--- Start DATA SHOWN ---

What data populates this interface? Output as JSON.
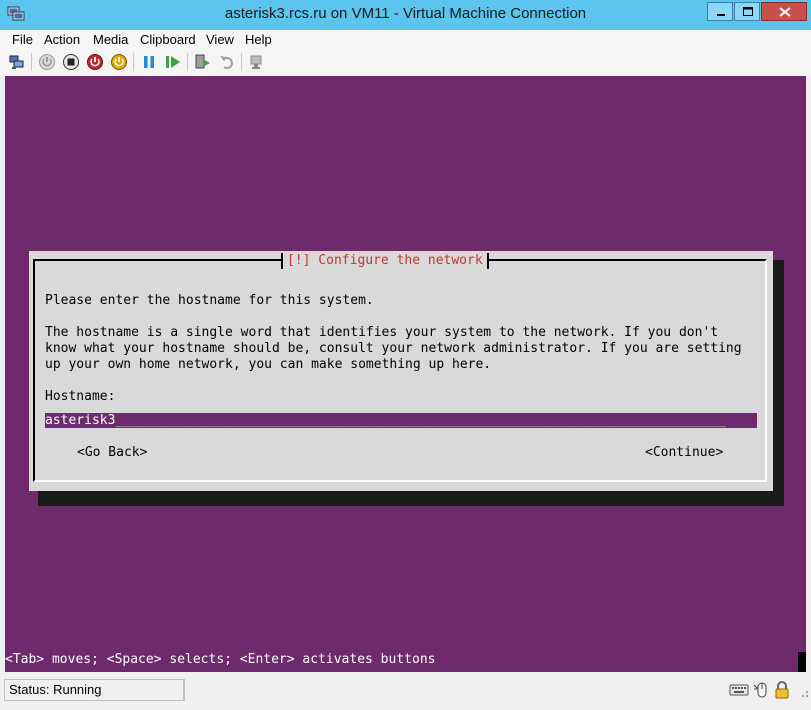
{
  "window": {
    "title": "asterisk3.rcs.ru on VM11 - Virtual Machine Connection"
  },
  "menu": {
    "items": [
      "File",
      "Action",
      "Media",
      "Clipboard",
      "View",
      "Help"
    ]
  },
  "toolbar": {
    "icons": [
      "ctrl-alt-del-icon",
      "start-icon",
      "turn-off-icon",
      "shut-down-icon",
      "save-icon",
      "pause-icon",
      "reset-icon",
      "checkpoint-icon",
      "revert-icon",
      "enhanced-session-icon"
    ]
  },
  "installer": {
    "dialog_title": "[!] Configure the network",
    "prompt": "Please enter the hostname for this system.",
    "description": [
      "The hostname is a single word that identifies your system to the network. If you don't",
      "know what your hostname should be, consult your network administrator. If you are setting",
      "up your own home network, you can make something up here."
    ],
    "hostname_label": "Hostname:",
    "hostname_value": "asterisk3",
    "go_back_label": "<Go Back>",
    "continue_label": "<Continue>",
    "hint": "<Tab> moves; <Space> selects; <Enter> activates buttons"
  },
  "status": {
    "text": "Status: Running"
  },
  "colors": {
    "titlebar": "#5bc4ef",
    "vm_background": "#6d2a6c",
    "dialog_background": "#d9d9d9",
    "dialog_title": "#c0392b"
  }
}
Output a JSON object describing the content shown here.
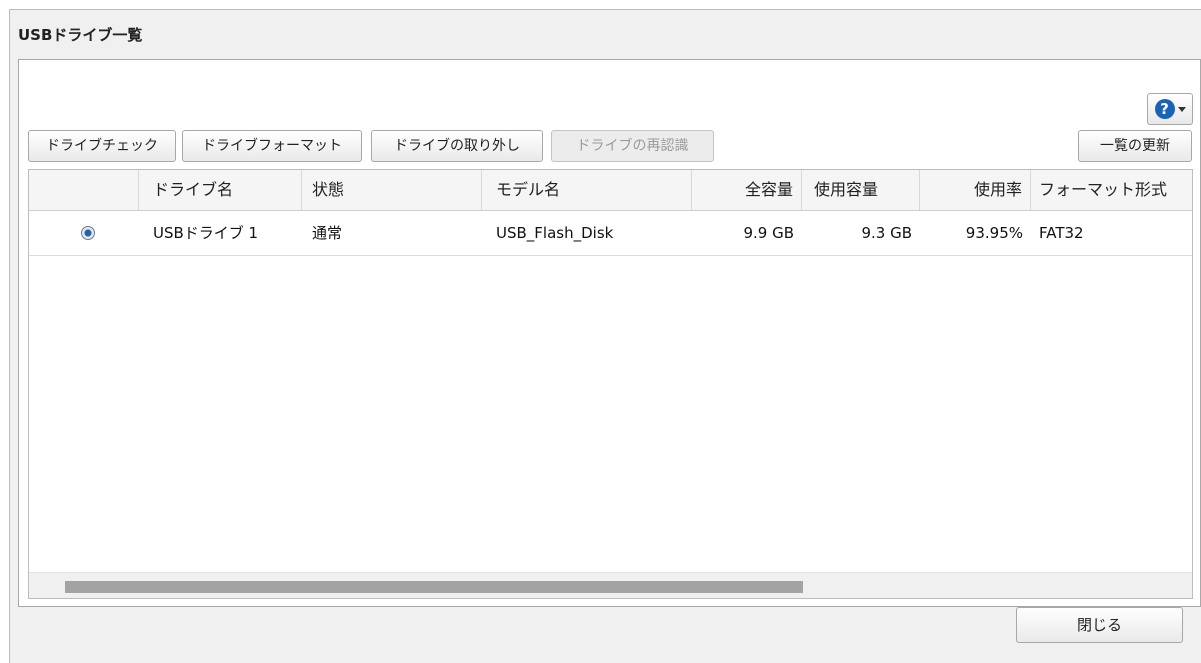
{
  "dialog": {
    "title": "USBドライブ一覧",
    "close_label": "閉じる"
  },
  "toolbar": {
    "drive_check": "ドライブチェック",
    "drive_format": "ドライブフォーマット",
    "drive_remove": "ドライブの取り外し",
    "drive_rerecognize": "ドライブの再認識",
    "refresh_list": "一覧の更新",
    "help_symbol": "?"
  },
  "table": {
    "columns": [
      "",
      "ドライブ名",
      "状態",
      "モデル名",
      "全容量",
      "使用容量",
      "使用率",
      "フォーマット形式"
    ],
    "rows": [
      {
        "selected": true,
        "drive_name": "USBドライブ 1",
        "status": "通常",
        "model": "USB_Flash_Disk",
        "total": "9.9 GB",
        "used": "9.3 GB",
        "usage_rate": "93.95%",
        "format": "FAT32"
      }
    ]
  },
  "icons": {
    "help": "help-icon",
    "dropdown": "chevron-down-icon",
    "radio": "radio-selected-icon"
  },
  "colors": {
    "help_blue": "#1a62b8",
    "scroll_thumb": "#a3a3a3"
  }
}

--- End DATA SHOWN ---

> **WORK TO COMPLETE**:
Find every line that holds "selected" and copy it.

> **RESPONSE FOR THIS EXERCISE**:
        "selected": true,
    "radio": "radio-selected-icon"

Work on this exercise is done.